═══ EXERCISE DATA

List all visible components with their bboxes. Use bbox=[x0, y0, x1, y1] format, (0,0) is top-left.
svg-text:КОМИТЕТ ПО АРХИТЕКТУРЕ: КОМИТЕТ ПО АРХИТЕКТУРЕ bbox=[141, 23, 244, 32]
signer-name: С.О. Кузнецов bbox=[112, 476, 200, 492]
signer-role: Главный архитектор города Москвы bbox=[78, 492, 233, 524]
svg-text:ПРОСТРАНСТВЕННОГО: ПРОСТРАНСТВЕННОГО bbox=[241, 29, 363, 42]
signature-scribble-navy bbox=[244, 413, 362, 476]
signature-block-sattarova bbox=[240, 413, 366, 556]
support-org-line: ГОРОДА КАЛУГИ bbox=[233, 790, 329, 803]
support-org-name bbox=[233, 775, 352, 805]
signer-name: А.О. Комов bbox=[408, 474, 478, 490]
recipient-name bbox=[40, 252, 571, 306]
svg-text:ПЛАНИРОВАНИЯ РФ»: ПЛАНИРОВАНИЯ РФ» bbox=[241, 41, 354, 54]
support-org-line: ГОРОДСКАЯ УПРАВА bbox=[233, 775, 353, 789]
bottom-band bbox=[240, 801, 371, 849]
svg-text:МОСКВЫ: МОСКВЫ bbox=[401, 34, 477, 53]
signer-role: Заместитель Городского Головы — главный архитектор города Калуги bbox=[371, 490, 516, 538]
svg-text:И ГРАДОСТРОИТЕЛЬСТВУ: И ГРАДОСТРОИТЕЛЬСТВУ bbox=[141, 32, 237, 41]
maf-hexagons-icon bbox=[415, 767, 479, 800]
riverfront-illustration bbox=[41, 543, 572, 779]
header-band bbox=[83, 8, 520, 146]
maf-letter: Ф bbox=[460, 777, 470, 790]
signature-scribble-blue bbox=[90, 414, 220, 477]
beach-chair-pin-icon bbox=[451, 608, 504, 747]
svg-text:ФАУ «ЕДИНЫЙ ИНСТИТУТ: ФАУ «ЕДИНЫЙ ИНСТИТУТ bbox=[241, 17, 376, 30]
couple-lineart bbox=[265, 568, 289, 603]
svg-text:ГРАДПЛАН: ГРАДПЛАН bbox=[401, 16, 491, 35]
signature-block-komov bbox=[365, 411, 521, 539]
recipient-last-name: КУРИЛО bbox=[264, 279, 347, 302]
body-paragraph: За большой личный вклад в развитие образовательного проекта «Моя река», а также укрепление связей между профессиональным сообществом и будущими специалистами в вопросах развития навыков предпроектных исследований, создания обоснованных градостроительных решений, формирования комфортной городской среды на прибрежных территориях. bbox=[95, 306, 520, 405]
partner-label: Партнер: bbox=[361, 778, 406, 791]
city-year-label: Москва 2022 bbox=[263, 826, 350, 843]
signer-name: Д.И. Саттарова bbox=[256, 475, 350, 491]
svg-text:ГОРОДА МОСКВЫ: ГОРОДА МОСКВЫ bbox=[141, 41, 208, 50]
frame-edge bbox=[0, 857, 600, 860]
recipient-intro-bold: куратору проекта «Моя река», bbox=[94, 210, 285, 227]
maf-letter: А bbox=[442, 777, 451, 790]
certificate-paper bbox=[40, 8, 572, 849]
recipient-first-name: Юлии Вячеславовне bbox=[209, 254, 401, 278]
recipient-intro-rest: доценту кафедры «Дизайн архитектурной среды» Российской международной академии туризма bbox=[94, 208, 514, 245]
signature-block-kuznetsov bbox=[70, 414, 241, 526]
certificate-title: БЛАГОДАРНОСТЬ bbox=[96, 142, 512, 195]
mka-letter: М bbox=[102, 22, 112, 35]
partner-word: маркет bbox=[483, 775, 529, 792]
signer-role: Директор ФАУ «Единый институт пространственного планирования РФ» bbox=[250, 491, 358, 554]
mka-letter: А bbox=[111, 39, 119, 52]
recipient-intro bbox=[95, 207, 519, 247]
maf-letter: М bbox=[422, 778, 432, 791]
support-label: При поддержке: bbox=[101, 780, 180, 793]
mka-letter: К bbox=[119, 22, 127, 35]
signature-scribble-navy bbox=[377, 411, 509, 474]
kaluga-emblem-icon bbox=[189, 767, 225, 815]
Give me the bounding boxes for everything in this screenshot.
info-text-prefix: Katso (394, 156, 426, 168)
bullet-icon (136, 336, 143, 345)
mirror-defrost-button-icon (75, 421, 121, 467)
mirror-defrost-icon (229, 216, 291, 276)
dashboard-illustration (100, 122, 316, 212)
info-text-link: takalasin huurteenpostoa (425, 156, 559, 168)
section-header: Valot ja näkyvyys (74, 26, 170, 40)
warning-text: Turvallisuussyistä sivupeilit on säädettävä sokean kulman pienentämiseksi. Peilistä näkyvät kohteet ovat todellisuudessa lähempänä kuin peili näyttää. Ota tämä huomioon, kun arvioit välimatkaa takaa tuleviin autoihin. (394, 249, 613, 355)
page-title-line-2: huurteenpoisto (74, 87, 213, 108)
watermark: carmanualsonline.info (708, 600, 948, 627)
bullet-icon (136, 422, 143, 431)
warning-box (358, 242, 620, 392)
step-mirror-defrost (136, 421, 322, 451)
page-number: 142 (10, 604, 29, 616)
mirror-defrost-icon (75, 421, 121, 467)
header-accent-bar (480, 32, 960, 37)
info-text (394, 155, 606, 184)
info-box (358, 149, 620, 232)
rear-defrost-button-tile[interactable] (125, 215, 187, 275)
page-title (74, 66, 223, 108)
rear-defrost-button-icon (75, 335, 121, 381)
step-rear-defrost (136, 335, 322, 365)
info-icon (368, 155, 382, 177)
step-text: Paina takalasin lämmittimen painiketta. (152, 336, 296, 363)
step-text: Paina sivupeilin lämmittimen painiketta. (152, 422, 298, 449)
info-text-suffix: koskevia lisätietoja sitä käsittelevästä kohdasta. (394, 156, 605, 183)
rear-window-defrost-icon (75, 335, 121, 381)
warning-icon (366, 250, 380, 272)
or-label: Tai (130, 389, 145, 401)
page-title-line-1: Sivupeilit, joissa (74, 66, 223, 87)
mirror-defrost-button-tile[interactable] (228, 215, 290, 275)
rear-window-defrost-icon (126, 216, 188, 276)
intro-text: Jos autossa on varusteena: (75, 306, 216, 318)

══════

:: WHAT THE TASK ASKS ::
Reproduce every one of the records above line for line, with no changes.

:: TASK ANSWER ::
List all visible components with their bboxes. Use bbox=[x0, y0, x1, y1] format, (0,0) is top-left.
svg-text:КОМИТЕТ ПО АРХИТЕКТУРЕ: КОМИТЕТ ПО АРХИТЕКТУРЕ bbox=[141, 23, 244, 32]
signer-name: С.О. Кузнецов bbox=[112, 476, 200, 492]
signer-role: Главный архитектор города Москвы bbox=[78, 492, 233, 524]
svg-text:ПРОСТРАНСТВЕННОГО: ПРОСТРАНСТВЕННОГО bbox=[241, 29, 363, 42]
signature-scribble-navy bbox=[244, 413, 362, 476]
signature-block-sattarova bbox=[240, 413, 366, 556]
support-org-line: ГОРОДА КАЛУГИ bbox=[233, 790, 329, 803]
support-org-name bbox=[233, 775, 352, 805]
signer-name: А.О. Комов bbox=[408, 474, 478, 490]
recipient-name bbox=[40, 252, 571, 306]
svg-text:ПЛАНИРОВАНИЯ РФ»: ПЛАНИРОВАНИЯ РФ» bbox=[241, 41, 354, 54]
support-org-line: ГОРОДСКАЯ УПРАВА bbox=[233, 775, 353, 789]
bottom-band bbox=[240, 801, 371, 849]
svg-text:МОСКВЫ: МОСКВЫ bbox=[401, 34, 477, 53]
signer-role: Заместитель Городского Головы — главный архитектор города Калуги bbox=[371, 490, 516, 538]
svg-text:И ГРАДОСТРОИТЕЛЬСТВУ: И ГРАДОСТРОИТЕЛЬСТВУ bbox=[141, 32, 237, 41]
maf-hexagons-icon bbox=[415, 767, 479, 800]
riverfront-illustration bbox=[41, 543, 572, 779]
header-band bbox=[83, 8, 520, 146]
maf-letter: Ф bbox=[460, 777, 470, 790]
signature-scribble-blue bbox=[90, 414, 220, 477]
beach-chair-pin-icon bbox=[451, 608, 504, 747]
svg-text:ФАУ «ЕДИНЫЙ ИНСТИТУТ: ФАУ «ЕДИНЫЙ ИНСТИТУТ bbox=[241, 17, 376, 30]
couple-lineart bbox=[265, 568, 289, 603]
svg-text:ГРАДПЛАН: ГРАДПЛАН bbox=[401, 16, 491, 35]
signature-block-komov bbox=[365, 411, 521, 539]
recipient-last-name: КУРИЛО bbox=[264, 279, 347, 302]
body-paragraph: За большой личный вклад в развитие образовательного проекта «Моя река», а также укрепление связей между профессиональным сообществом и будущими специалистами в вопросах развития навыков предпроектных исследований, создания обоснованных градостроительных решений, формирования комфортной городской среды на прибрежных территориях. bbox=[95, 306, 520, 405]
partner-label: Партнер: bbox=[361, 778, 406, 791]
city-year-label: Москва 2022 bbox=[263, 826, 350, 843]
signer-name: Д.И. Саттарова bbox=[256, 475, 350, 491]
svg-text:ГОРОДА МОСКВЫ: ГОРОДА МОСКВЫ bbox=[141, 41, 208, 50]
frame-edge bbox=[0, 857, 600, 860]
recipient-intro-bold: куратору проекта «Моя река», bbox=[94, 210, 285, 227]
maf-letter: А bbox=[442, 777, 451, 790]
certificate-paper bbox=[40, 8, 572, 849]
recipient-first-name: Юлии Вячеславовне bbox=[209, 254, 401, 278]
recipient-intro-rest: доценту кафедры «Дизайн архитектурной среды» Российской международной академии туризма bbox=[94, 208, 514, 245]
signature-block-kuznetsov bbox=[70, 414, 241, 526]
certificate-title: БЛАГОДАРНОСТЬ bbox=[96, 142, 512, 195]
mka-letter: М bbox=[102, 22, 112, 35]
partner-word: маркет bbox=[483, 775, 529, 792]
signer-role: Директор ФАУ «Единый институт пространственного планирования РФ» bbox=[250, 491, 358, 554]
mka-letter: А bbox=[111, 39, 119, 52]
recipient-intro bbox=[95, 207, 519, 247]
maf-letter: М bbox=[422, 778, 432, 791]
support-label: При поддержке: bbox=[101, 780, 180, 793]
mka-letter: К bbox=[119, 22, 127, 35]
signature-scribble-navy bbox=[377, 411, 509, 474]
kaluga-emblem-icon bbox=[189, 767, 225, 815]
Give me the bounding boxes for everything in this screenshot.
info-text-prefix: Katso (394, 156, 426, 168)
bullet-icon (136, 336, 143, 345)
mirror-defrost-button-icon (75, 421, 121, 467)
mirror-defrost-icon (229, 216, 291, 276)
dashboard-illustration (100, 122, 316, 212)
info-text-link: takalasin huurteenpostoa (425, 156, 559, 168)
section-header: Valot ja näkyvyys (74, 26, 170, 40)
warning-text: Turvallisuussyistä sivupeilit on säädettävä sokean kulman pienentämiseksi. Peilistä näkyvät kohteet ovat todellisuudessa lähempänä kuin peili näyttää. Ota tämä huomioon, kun arvioit välimatkaa takaa tuleviin autoihin. (394, 249, 613, 355)
page-title-line-2: huurteenpoisto (74, 87, 213, 108)
watermark: carmanualsonline.info (708, 600, 948, 627)
bullet-icon (136, 422, 143, 431)
warning-box (358, 242, 620, 392)
step-mirror-defrost (136, 421, 322, 451)
page-number: 142 (10, 604, 29, 616)
mirror-defrost-icon (75, 421, 121, 467)
header-accent-bar (480, 32, 960, 37)
info-text (394, 155, 606, 184)
info-box (358, 149, 620, 232)
rear-defrost-button-tile[interactable] (125, 215, 187, 275)
page-title (74, 66, 223, 108)
rear-defrost-button-icon (75, 335, 121, 381)
step-rear-defrost (136, 335, 322, 365)
info-icon (368, 155, 382, 177)
step-text: Paina takalasin lämmittimen painiketta. (152, 336, 296, 363)
step-text: Paina sivupeilin lämmittimen painiketta. (152, 422, 298, 449)
info-text-suffix: koskevia lisätietoja sitä käsittelevästä kohdasta. (394, 156, 605, 183)
rear-window-defrost-icon (75, 335, 121, 381)
warning-icon (366, 250, 380, 272)
or-label: Tai (130, 389, 145, 401)
page-title-line-1: Sivupeilit, joissa (74, 66, 223, 87)
mirror-defrost-button-tile[interactable] (228, 215, 290, 275)
rear-window-defrost-icon (126, 216, 188, 276)
intro-text: Jos autossa on varusteena: (75, 306, 216, 318)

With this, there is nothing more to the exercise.